◆ Exercise brief:
Each line containing the word "patterns" needs to be copied.

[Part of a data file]
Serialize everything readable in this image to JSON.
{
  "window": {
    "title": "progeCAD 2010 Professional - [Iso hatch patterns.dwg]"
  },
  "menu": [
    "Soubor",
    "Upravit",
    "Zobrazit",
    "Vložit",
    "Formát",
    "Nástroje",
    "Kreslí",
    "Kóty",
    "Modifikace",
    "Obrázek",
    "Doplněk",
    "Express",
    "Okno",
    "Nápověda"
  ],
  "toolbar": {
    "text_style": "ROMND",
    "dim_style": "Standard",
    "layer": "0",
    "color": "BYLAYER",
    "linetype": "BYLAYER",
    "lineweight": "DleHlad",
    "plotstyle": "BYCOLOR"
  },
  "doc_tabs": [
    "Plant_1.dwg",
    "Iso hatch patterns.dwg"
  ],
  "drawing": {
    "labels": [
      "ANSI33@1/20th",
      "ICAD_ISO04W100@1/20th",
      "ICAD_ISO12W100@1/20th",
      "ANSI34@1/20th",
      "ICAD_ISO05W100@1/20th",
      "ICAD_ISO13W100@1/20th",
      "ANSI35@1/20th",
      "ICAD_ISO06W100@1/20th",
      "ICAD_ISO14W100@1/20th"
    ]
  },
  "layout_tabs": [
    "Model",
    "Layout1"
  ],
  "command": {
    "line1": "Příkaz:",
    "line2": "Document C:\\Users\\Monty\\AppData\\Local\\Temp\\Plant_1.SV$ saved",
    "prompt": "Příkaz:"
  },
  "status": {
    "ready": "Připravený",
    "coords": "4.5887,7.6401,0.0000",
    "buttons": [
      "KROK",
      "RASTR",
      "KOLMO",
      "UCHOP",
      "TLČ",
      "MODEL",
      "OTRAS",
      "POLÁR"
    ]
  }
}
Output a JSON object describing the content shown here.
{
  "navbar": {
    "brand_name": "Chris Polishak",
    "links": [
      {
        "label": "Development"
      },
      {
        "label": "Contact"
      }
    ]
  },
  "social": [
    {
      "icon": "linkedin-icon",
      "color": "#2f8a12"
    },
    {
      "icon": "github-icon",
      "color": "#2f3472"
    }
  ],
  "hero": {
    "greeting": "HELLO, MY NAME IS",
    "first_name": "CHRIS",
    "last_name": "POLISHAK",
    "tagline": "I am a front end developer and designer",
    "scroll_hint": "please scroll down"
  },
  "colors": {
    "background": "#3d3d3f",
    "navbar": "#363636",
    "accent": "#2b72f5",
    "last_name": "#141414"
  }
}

==

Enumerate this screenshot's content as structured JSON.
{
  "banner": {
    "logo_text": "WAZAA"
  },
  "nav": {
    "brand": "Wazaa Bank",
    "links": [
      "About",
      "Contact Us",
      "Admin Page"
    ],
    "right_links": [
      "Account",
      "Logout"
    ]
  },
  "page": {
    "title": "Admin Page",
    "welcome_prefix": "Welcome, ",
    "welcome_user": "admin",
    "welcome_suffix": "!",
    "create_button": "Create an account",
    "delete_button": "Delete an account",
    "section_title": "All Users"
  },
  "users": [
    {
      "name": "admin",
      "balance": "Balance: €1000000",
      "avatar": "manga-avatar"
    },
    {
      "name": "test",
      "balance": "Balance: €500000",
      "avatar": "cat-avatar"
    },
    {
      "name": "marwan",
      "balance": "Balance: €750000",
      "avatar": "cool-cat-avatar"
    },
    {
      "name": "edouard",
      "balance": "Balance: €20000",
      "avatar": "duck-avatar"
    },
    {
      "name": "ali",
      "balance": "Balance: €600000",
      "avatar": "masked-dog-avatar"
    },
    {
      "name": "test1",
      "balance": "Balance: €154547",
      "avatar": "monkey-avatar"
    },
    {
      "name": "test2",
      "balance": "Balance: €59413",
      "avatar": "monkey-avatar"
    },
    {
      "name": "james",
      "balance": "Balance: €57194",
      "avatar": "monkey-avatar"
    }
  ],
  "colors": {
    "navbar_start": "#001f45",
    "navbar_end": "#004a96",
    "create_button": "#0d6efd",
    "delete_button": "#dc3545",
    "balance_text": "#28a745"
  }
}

◆ Solution to this problem:
    "title": "progeCAD 2010 Professional - [Iso hatch patterns.dwg]"
    "Iso hatch patterns.dwg"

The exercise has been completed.